### What this task involves
Copy the stretch of lines from the start of the records through the line containing "For every button, label, input, icon, or", both ends included, word for word. Leave the pictures out of your copy.

— begin Extracted records —

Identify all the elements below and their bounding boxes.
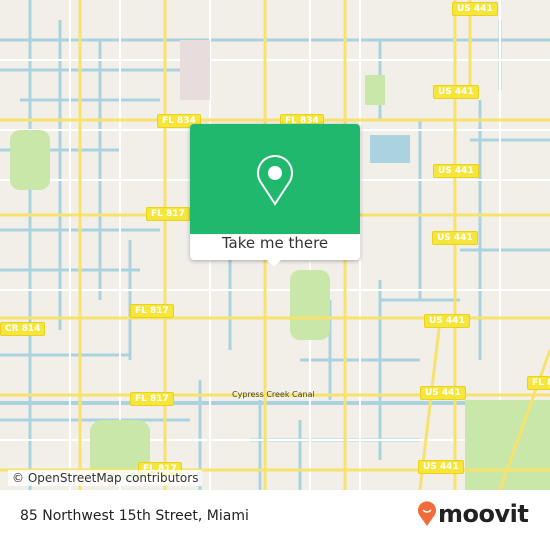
road-shield: US 441 xyxy=(433,85,479,99)
moovit-wordmark: moovit xyxy=(438,500,529,528)
map-pin-icon xyxy=(257,155,293,206)
road-shield: US 441 xyxy=(418,460,464,474)
road-shield: US 441 xyxy=(424,314,470,328)
road-shield: FL 8 xyxy=(527,376,550,390)
address-text: 85 Northwest 15th Street, Miami xyxy=(20,508,249,524)
road-shield: CR 814 xyxy=(0,322,46,336)
road-shield: FL 817 xyxy=(130,304,174,318)
moovit-pin-icon xyxy=(418,501,436,526)
road-shield: FL 817 xyxy=(146,207,190,221)
take-me-there-popup[interactable]: Take me there xyxy=(190,124,360,267)
road-shield: FL 817 xyxy=(130,392,174,406)
canal-label: Cypress Creek Canal xyxy=(232,390,315,399)
moovit-logo[interactable]: moovit xyxy=(418,500,529,528)
road-shield: US 441 xyxy=(432,231,478,245)
road-shield: US 441 xyxy=(433,164,479,178)
road-shield: US 441 xyxy=(420,386,466,400)
road-shield: US 441 xyxy=(452,2,498,16)
take-me-there-button[interactable]: Take me there xyxy=(190,234,360,252)
footer: 85 Northwest 15th Street, Miami moovit xyxy=(0,490,550,550)
map[interactable]: US 441 US 441 US 441 US 441 US 441 US 441 US 4… xyxy=(0,0,550,490)
attribution[interactable]: © OpenStreetMap contributors xyxy=(8,470,203,486)
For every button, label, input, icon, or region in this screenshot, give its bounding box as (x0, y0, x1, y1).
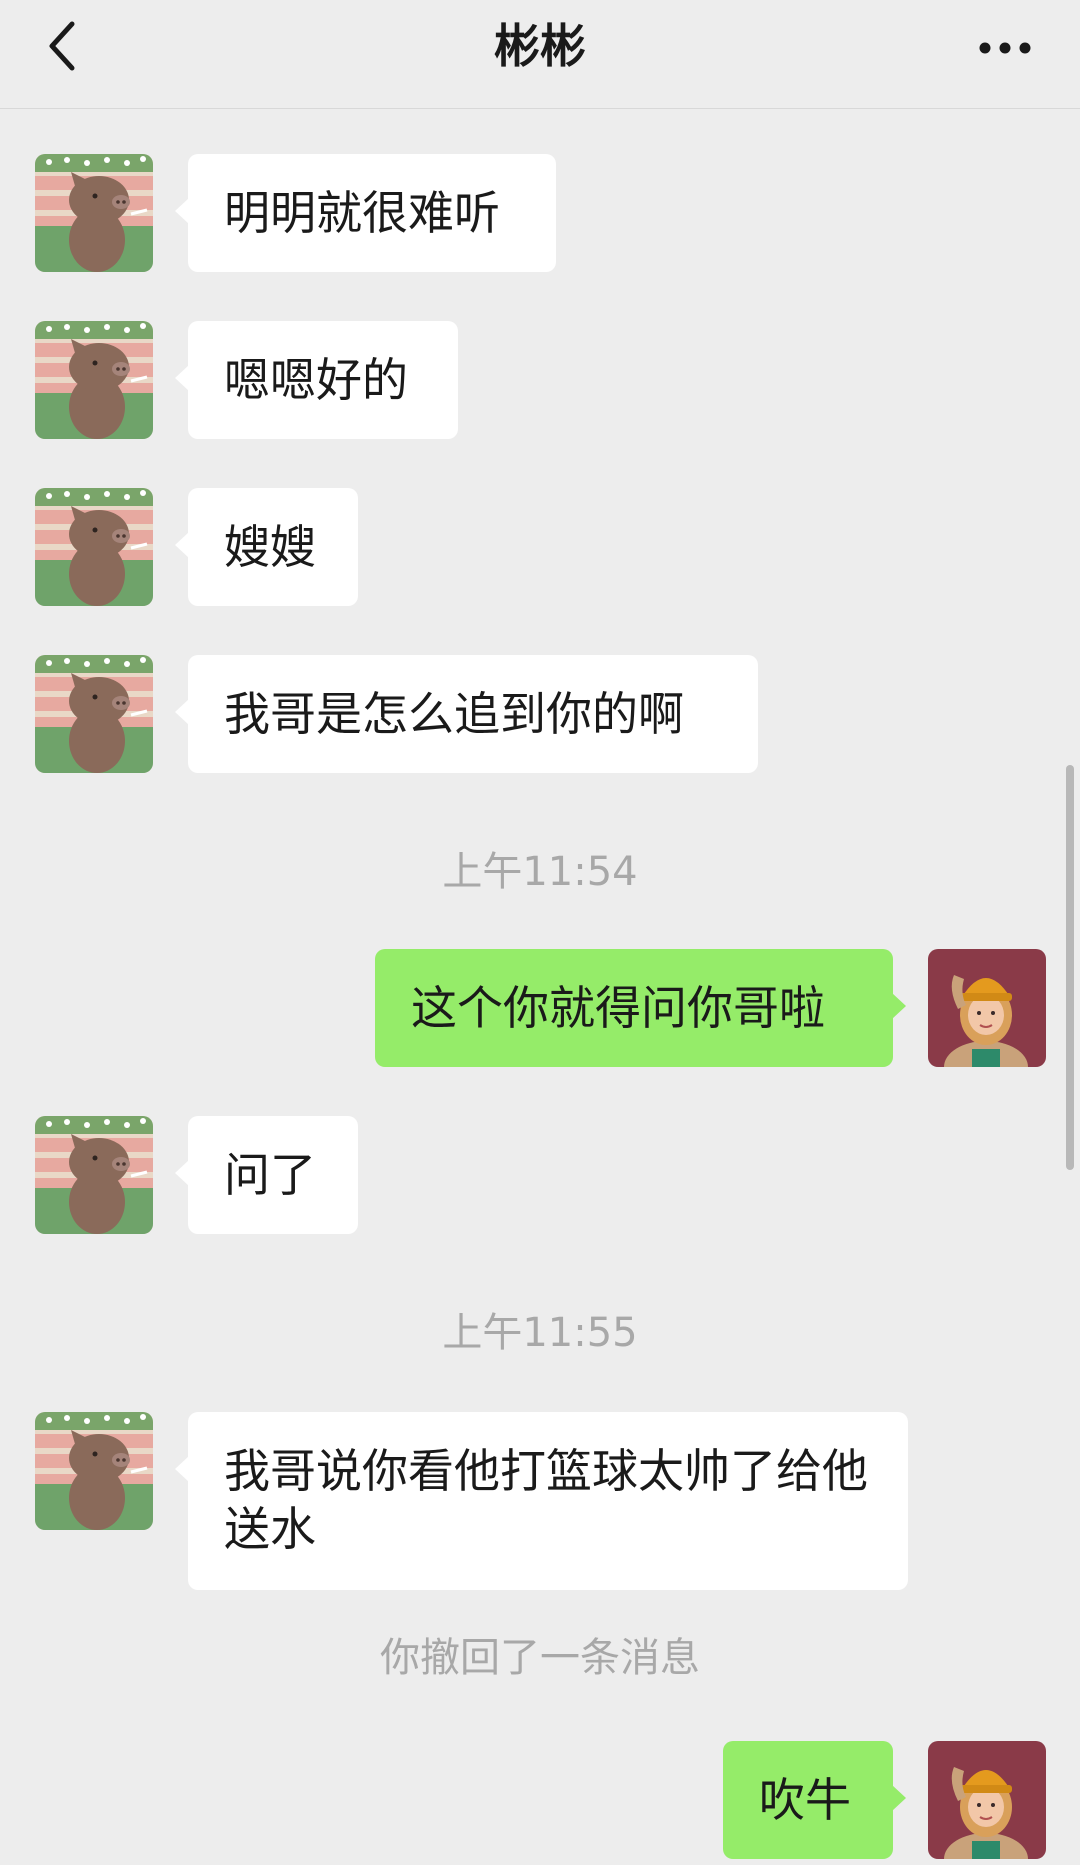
self-avatar[interactable] (928, 1741, 1046, 1859)
contact-avatar[interactable] (35, 1412, 153, 1530)
message-bubble-outgoing[interactable]: 吹牛 (723, 1741, 906, 1859)
chat-header: 彬彬 (0, 0, 1080, 109)
pig-avatar-icon (35, 488, 153, 606)
pig-avatar-icon (35, 1412, 153, 1530)
pig-avatar-icon (35, 321, 153, 439)
recall-notice: 你撤回了一条消息 (380, 1635, 700, 1681)
message-row: 吹牛 (0, 1741, 1080, 1861)
chat-title: 彬彬 (494, 19, 586, 73)
contact-avatar[interactable] (35, 321, 153, 439)
more-button[interactable] (970, 18, 1040, 78)
message-list[interactable]: 明明就很难听 嗯嗯好的 嫂嫂 我哥是怎么追到你的啊 上午11:54 这个你就得问… (0, 109, 1080, 1865)
message-row: 这个你就得问你哥啦 (0, 949, 1080, 1069)
message-row: 嫂嫂 (0, 488, 1080, 608)
contact-avatar[interactable] (35, 488, 153, 606)
pig-avatar-icon (35, 154, 153, 272)
contact-avatar[interactable] (35, 1116, 153, 1234)
more-dots-icon (979, 42, 1031, 54)
message-bubble-outgoing[interactable]: 这个你就得问你哥啦 (375, 949, 906, 1067)
message-bubble-incoming[interactable]: 嫂嫂 (175, 488, 358, 606)
girl-avatar-icon (928, 949, 1046, 1067)
message-bubble-incoming[interactable]: 明明就很难听 (175, 154, 556, 272)
message-row: 明明就很难听 (0, 154, 1080, 274)
scrollbar[interactable] (1066, 765, 1074, 1170)
message-bubble-incoming[interactable]: 我哥说你看他打篮球太帅了给他送水 (175, 1412, 908, 1590)
message-bubble-incoming[interactable]: 问了 (175, 1116, 358, 1234)
timestamp: 上午11:54 (442, 849, 638, 895)
timestamp: 上午11:55 (442, 1310, 638, 1356)
message-row: 我哥是怎么追到你的啊 (0, 655, 1080, 775)
contact-avatar[interactable] (35, 655, 153, 773)
contact-avatar[interactable] (35, 154, 153, 272)
message-row: 嗯嗯好的 (0, 321, 1080, 441)
girl-avatar-icon (928, 1741, 1046, 1859)
pig-avatar-icon (35, 655, 153, 773)
message-bubble-incoming[interactable]: 嗯嗯好的 (175, 321, 458, 439)
self-avatar[interactable] (928, 949, 1046, 1067)
message-bubble-incoming[interactable]: 我哥是怎么追到你的啊 (175, 655, 758, 773)
pig-avatar-icon (35, 1116, 153, 1234)
message-row: 问了 (0, 1116, 1080, 1236)
message-row: 我哥说你看他打篮球太帅了给他送水 (0, 1412, 1080, 1592)
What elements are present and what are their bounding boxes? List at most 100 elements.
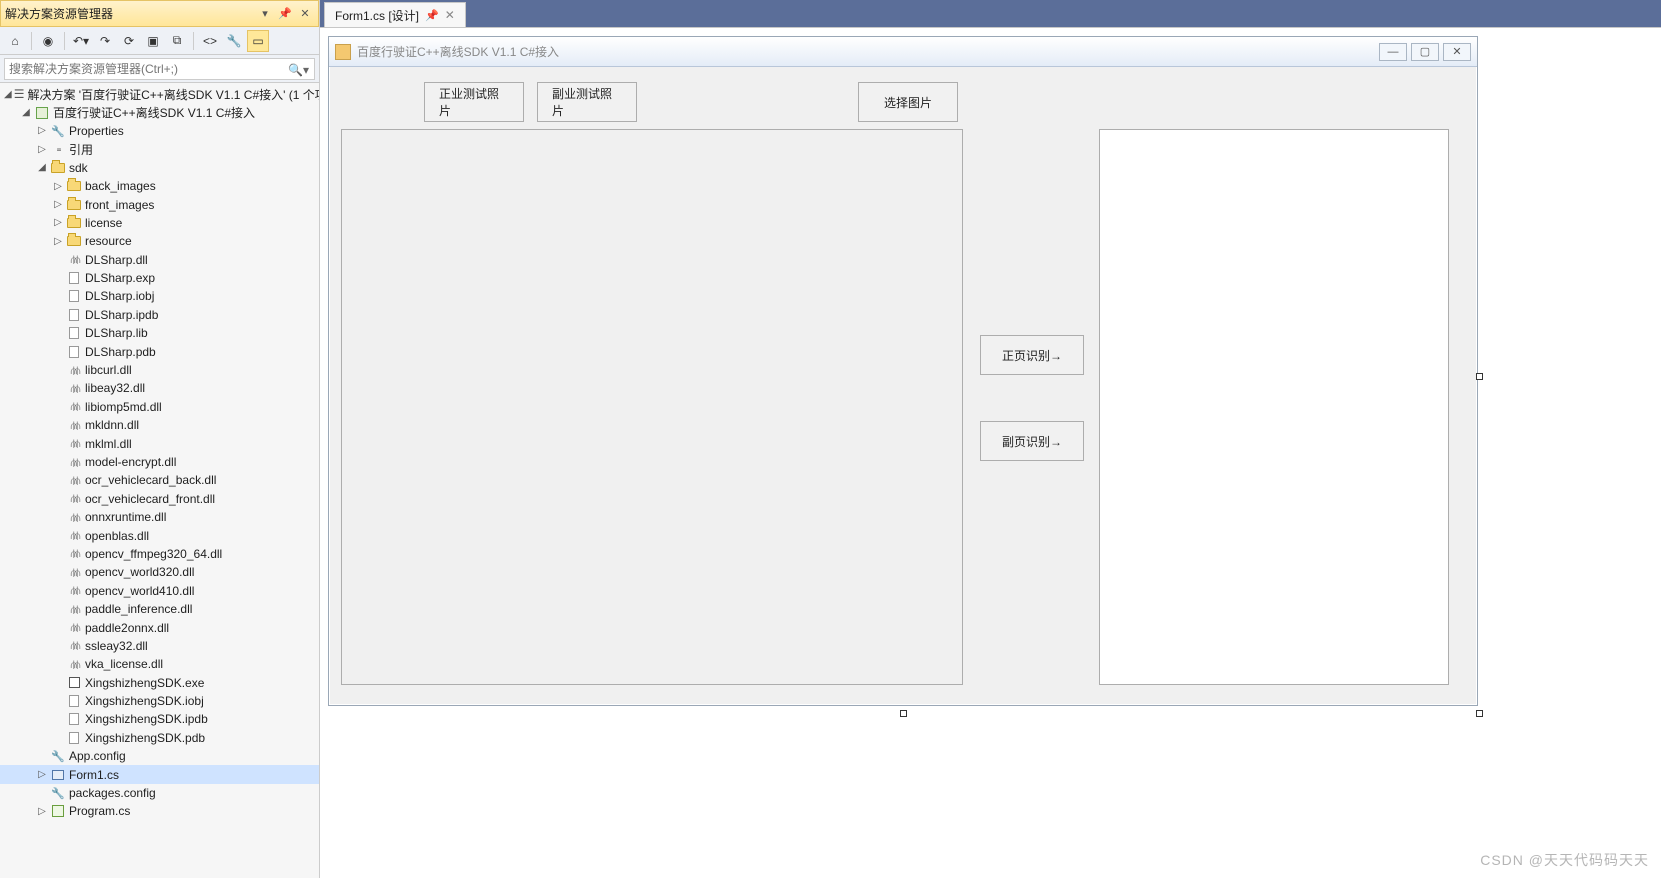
scope-icon[interactable]: ◉ (37, 30, 59, 52)
expand-arrow-icon[interactable]: ◢ (20, 107, 32, 118)
expand-arrow-icon[interactable]: ▷ (52, 217, 64, 228)
maximize-button[interactable]: ▢ (1411, 43, 1439, 61)
back-history-icon[interactable]: ↶▾ (70, 30, 92, 52)
tab-form1-design[interactable]: Form1.cs [设计] 📌 ✕ (324, 2, 466, 27)
solution-node[interactable]: ◢☰解决方案 '百度行驶证C++离线SDK V1.1 C#接入' (1 个项目 (0, 85, 319, 103)
file-node[interactable]: DLSharp.dll (0, 251, 319, 269)
node-icon (66, 215, 82, 231)
code-view-icon[interactable]: <> (199, 30, 221, 52)
file-node[interactable]: mkldnn.dll (0, 416, 319, 434)
node-icon (66, 656, 82, 672)
file-node[interactable]: libeay32.dll (0, 379, 319, 397)
appconfig-node[interactable]: App.config (0, 747, 319, 765)
expand-arrow-icon[interactable]: ▷ (52, 181, 64, 192)
result-textbox[interactable] (1099, 129, 1449, 685)
minimize-button[interactable]: — (1379, 43, 1407, 61)
back-test-button[interactable]: 副业测试照片 (537, 82, 637, 122)
file-node[interactable]: ssleay32.dll (0, 637, 319, 655)
references-node[interactable]: ▷引用 (0, 140, 319, 158)
properties-icon[interactable]: 🔧 (223, 30, 245, 52)
folder-node[interactable]: ▷front_images (0, 195, 319, 213)
node-icon (50, 767, 66, 783)
expand-arrow-icon[interactable]: ▷ (36, 125, 48, 136)
file-node[interactable]: opencv_world410.dll (0, 582, 319, 600)
choose-image-button[interactable]: 选择图片 (858, 82, 958, 122)
node-label: libiomp5md.dll (85, 400, 162, 414)
file-node[interactable]: opencv_ffmpeg320_64.dll (0, 545, 319, 563)
pin-icon[interactable]: 📌 (425, 9, 439, 22)
file-node[interactable]: opencv_world320.dll (0, 563, 319, 581)
file-node[interactable]: libcurl.dll (0, 361, 319, 379)
file-node[interactable]: XingshizhengSDK.ipdb (0, 710, 319, 728)
refresh-icon[interactable]: ⟳ (118, 30, 140, 52)
properties-node[interactable]: ▷Properties (0, 122, 319, 140)
expand-arrow-icon[interactable]: ▷ (52, 199, 64, 210)
recognize-back-button[interactable]: 副页识别→ (980, 421, 1084, 461)
file-node[interactable]: paddle2onnx.dll (0, 618, 319, 636)
node-label: mklml.dll (85, 437, 132, 451)
show-all-icon[interactable]: ⧉ (166, 30, 188, 52)
close-icon[interactable]: ✕ (445, 8, 455, 22)
resize-handle[interactable] (900, 710, 907, 717)
solution-explorer-panel: 解决方案资源管理器 ▾ 📌 ✕ ⌂ ◉ ↶▾ ↷ ⟳ ▣ ⧉ <> 🔧 ▭ 🔍▾… (0, 0, 320, 878)
file-node[interactable]: XingshizhengSDK.exe (0, 674, 319, 692)
recognize-front-button[interactable]: 正页识别→ (980, 335, 1084, 375)
dropdown-icon[interactable]: ▾ (256, 5, 274, 23)
designer-surface[interactable]: 百度行驶证C++离线SDK V1.1 C#接入 — ▢ ✕ 正业测试照片 副业测… (320, 27, 1661, 878)
folder-node[interactable]: ▷back_images (0, 177, 319, 195)
file-node[interactable]: ocr_vehiclecard_back.dll (0, 471, 319, 489)
file-node[interactable]: ocr_vehiclecard_front.dll (0, 490, 319, 508)
folder-node[interactable]: ▷resource (0, 232, 319, 250)
resize-handle[interactable] (1476, 373, 1483, 380)
file-node[interactable]: DLSharp.lib (0, 324, 319, 342)
expand-arrow-icon[interactable]: ▷ (36, 769, 48, 780)
folder-node[interactable]: ▷ license (0, 214, 319, 232)
file-node[interactable]: XingshizhengSDK.pdb (0, 729, 319, 747)
packagesconfig-node[interactable]: packages.config (0, 784, 319, 802)
close-button[interactable]: ✕ (1443, 43, 1471, 61)
search-input[interactable] (4, 58, 315, 80)
front-test-button[interactable]: 正业测试照片 (424, 82, 524, 122)
expand-arrow-icon[interactable]: ◢ (4, 89, 12, 100)
file-node[interactable]: DLSharp.pdb (0, 342, 319, 360)
node-label: paddle2onnx.dll (85, 621, 169, 635)
file-node[interactable]: XingshizhengSDK.iobj (0, 692, 319, 710)
solution-tree[interactable]: ◢☰解决方案 '百度行驶证C++离线SDK V1.1 C#接入' (1 个项目◢… (0, 83, 319, 878)
winform-preview[interactable]: 百度行驶证C++离线SDK V1.1 C#接入 — ▢ ✕ 正业测试照片 副业测… (328, 36, 1478, 706)
node-icon (50, 748, 66, 764)
pin-icon[interactable]: 📌 (276, 5, 294, 23)
file-node[interactable]: DLSharp.exp (0, 269, 319, 287)
file-node[interactable]: mklml.dll (0, 434, 319, 452)
file-node[interactable]: vka_license.dll (0, 655, 319, 673)
node-icon (66, 307, 82, 323)
project-node[interactable]: ◢ 百度行驶证C++离线SDK V1.1 C#接入 (0, 103, 319, 121)
file-node[interactable]: model-encrypt.dll (0, 453, 319, 471)
node-label: DLSharp.pdb (85, 345, 156, 359)
resize-handle[interactable] (1476, 710, 1483, 717)
file-node[interactable]: libiomp5md.dll (0, 398, 319, 416)
file-node[interactable]: openblas.dll (0, 526, 319, 544)
file-node[interactable]: DLSharp.iobj (0, 287, 319, 305)
close-icon[interactable]: ✕ (296, 5, 314, 23)
collapse-all-icon[interactable]: ▣ (142, 30, 164, 52)
program-node[interactable]: ▷Program.cs (0, 802, 319, 820)
file-node[interactable]: onnxruntime.dll (0, 508, 319, 526)
file-node[interactable]: DLSharp.ipdb (0, 306, 319, 324)
preview-icon[interactable]: ▭ (247, 30, 269, 52)
home-icon[interactable]: ⌂ (4, 30, 26, 52)
node-label: license (85, 216, 122, 230)
expand-arrow-icon[interactable]: ◢ (36, 162, 48, 173)
forward-icon[interactable]: ↷ (94, 30, 116, 52)
form1-node[interactable]: ▷Form1.cs (0, 765, 319, 783)
file-node[interactable]: paddle_inference.dll (0, 600, 319, 618)
node-label: 百度行驶证C++离线SDK V1.1 C#接入 (53, 104, 255, 121)
node-icon (50, 803, 66, 819)
node-icon (66, 380, 82, 396)
node-icon: ☰ (14, 86, 25, 102)
node-label: XingshizhengSDK.iobj (85, 694, 204, 708)
app-icon (335, 44, 351, 60)
sdk-folder-node[interactable]: ◢sdk (0, 159, 319, 177)
expand-arrow-icon[interactable]: ▷ (36, 806, 48, 817)
expand-arrow-icon[interactable]: ▷ (52, 236, 64, 247)
expand-arrow-icon[interactable]: ▷ (36, 144, 48, 155)
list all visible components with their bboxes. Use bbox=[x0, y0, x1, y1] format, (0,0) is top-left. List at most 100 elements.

— end Extracted records —

### Task solution
Identify all the elements below and their bounding boxes.
road-shield: US 441 xyxy=(433,85,479,99)
moovit-wordmark: moovit xyxy=(438,500,529,528)
map-pin-icon xyxy=(257,155,293,206)
road-shield: US 441 xyxy=(418,460,464,474)
road-shield: US 441 xyxy=(424,314,470,328)
road-shield: FL 8 xyxy=(527,376,550,390)
address-text: 85 Northwest 15th Street, Miami xyxy=(20,508,249,524)
road-shield: CR 814 xyxy=(0,322,46,336)
road-shield: FL 817 xyxy=(130,304,174,318)
moovit-pin-icon xyxy=(418,501,436,526)
road-shield: FL 817 xyxy=(146,207,190,221)
take-me-there-popup[interactable]: Take me there xyxy=(190,124,360,267)
road-shield: FL 817 xyxy=(130,392,174,406)
canal-label: Cypress Creek Canal xyxy=(232,390,315,399)
moovit-logo[interactable]: moovit xyxy=(418,500,529,528)
road-shield: US 441 xyxy=(432,231,478,245)
road-shield: US 441 xyxy=(433,164,479,178)
road-shield: US 441 xyxy=(420,386,466,400)
road-shield: US 441 xyxy=(452,2,498,16)
take-me-there-button[interactable]: Take me there xyxy=(190,234,360,252)
footer: 85 Northwest 15th Street, Miami moovit xyxy=(0,490,550,550)
map[interactable]: US 441 US 441 US 441 US 441 US 441 US 441 US 4… xyxy=(0,0,550,490)
attribution[interactable]: © OpenStreetMap contributors xyxy=(8,470,203,486)
For every button, label, input, icon, or region in this screenshot, give its bounding box as (x0, y0, x1, y1).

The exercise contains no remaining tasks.